My own data (photos, documents, accounts, digitized paper), represents memories, hard work and lots of time spent organizing and entering information into the computer. As a result, I have a ZFS SAN that holds all of my information in a 20TB raid-z2 array ("raid6"). This snapshots hourly, and I keep a schedule of snapshots (hourly, daily, monthly). I also replicate this SAN to my mother in law's place where I have another identical ZFS based NAS, snapshotting in exactly the same way. This remote NAS also periodically dumps to tape (LTO4). Comprehensive and expensive, I know, however I would HATE to loose any of that data, or have to spend time re-creating it.

Fundamentally, backup should prevent the need to re-create data, and allow for recovery in the event of a disaster. You need to determine what this means in your particular situation. Again, always assume that your hardware (disks, controllers, boards) WILL eventually fail.
 
A single hard drive is not however. It is expected that > 1% of your hard drives will fail each year. At work (where I usually have 200 to 400 drives spinning 24/7/365) over the last 15 years we have a 1% to 7% annual failure rate on drives. And these are not just 5+ year old drives a number of failures were from drives that were less than 2 years old.


Do ya'll track these failures? Would be interesting to see that data.
 
I do amateur video work for my kids and their friends. And I'm paranoid...

My working PC has Raid for data integrity/single drive failures.
- Large data raid-6 for performance a simple data protection (8x 2TB Hitachi, raid6, Areca controller)
- System disk is 4xSSD raid 0 for performance.

System disk is ghost-imaged daily to a local, bootable copy on a 500Gb hard drive, fully automated by Norton. I completely expect the raid-0 to fail.
System disk ghost image is made weekly to separate WHS. Just in case I screw something up and need to go backwards. I usually keep the last 6-months or so plus selected older snapshots.

Data array gets "sync" backup daily to WHS server, automated at 3am. I happen to use Goodsync for this but there are litereally dozens of sync products on the marketplace.

Monthly, the same Sync program is used to copy all "new" video files on the WHS to a hard drive. I define "new" as <62 days old. Drive is taken to a storage shed away from home. I'm generating less than 500Gb/Month right now and 500Gb drives are dirt cheap.

Every 3 or 4 months, I copy what I consider "high value" files, mostly my wife's digital photo's, onto a Blu-Ray and store them at the storage unit. I use Blu-Ray because - unlike DVD - the recordable disks do not contain any organic materiel and are considered "archival" quality. Theoretical readable life is 50-100 years (vs 4-5 years for DVD+/-R).

········

▶ **DIRECTIVE A**
Copy out the backup forum thread word for word, everything from "Monthly, the same" down to "are dirt cheap.".
▶ **DIRECTIVE B**
According to the backup forum thread, at what time does the daily sync backup of the data array to the WHS server run?

········

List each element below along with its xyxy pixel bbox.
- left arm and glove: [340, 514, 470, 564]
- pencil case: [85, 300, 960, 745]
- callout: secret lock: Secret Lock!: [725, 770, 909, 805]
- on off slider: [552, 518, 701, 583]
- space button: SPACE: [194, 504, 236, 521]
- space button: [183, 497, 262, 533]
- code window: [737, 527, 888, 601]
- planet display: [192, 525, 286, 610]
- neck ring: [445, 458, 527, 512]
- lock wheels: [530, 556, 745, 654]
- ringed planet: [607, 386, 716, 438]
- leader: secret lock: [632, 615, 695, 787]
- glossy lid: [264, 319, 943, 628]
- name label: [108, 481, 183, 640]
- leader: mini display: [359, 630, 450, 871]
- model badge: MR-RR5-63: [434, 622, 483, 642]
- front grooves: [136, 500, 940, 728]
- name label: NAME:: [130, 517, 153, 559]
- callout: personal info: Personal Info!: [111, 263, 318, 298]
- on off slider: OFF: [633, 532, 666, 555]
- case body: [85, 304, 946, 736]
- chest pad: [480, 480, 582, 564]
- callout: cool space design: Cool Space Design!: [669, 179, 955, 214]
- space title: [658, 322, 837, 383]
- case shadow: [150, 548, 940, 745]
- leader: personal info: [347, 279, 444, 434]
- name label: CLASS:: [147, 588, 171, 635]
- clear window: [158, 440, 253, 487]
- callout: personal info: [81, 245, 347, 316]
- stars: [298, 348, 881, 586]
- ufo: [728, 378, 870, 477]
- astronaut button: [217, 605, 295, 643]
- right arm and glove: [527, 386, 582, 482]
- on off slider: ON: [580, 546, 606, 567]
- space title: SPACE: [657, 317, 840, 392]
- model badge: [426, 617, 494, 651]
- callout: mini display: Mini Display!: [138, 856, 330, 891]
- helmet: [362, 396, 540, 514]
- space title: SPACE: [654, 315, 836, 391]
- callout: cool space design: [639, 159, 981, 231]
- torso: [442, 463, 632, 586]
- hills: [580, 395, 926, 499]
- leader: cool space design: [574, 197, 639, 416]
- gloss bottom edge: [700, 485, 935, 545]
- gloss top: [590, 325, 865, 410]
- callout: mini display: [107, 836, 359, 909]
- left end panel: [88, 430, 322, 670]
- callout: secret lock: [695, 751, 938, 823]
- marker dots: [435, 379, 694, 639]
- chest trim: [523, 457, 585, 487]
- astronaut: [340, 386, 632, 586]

········

▶ **PROBLEM SOLUTION A**
Monthly, the same Sync program is used to copy all "new" video files on the WHS to a hard drive. I define "new" as <62 days old. Drive is taken to a storage shed away from home. I'm generating less than 500Gb/Month right now and 500Gb drives are dirt cheap.

▶ **PROBLEM SOLUTION B**
3am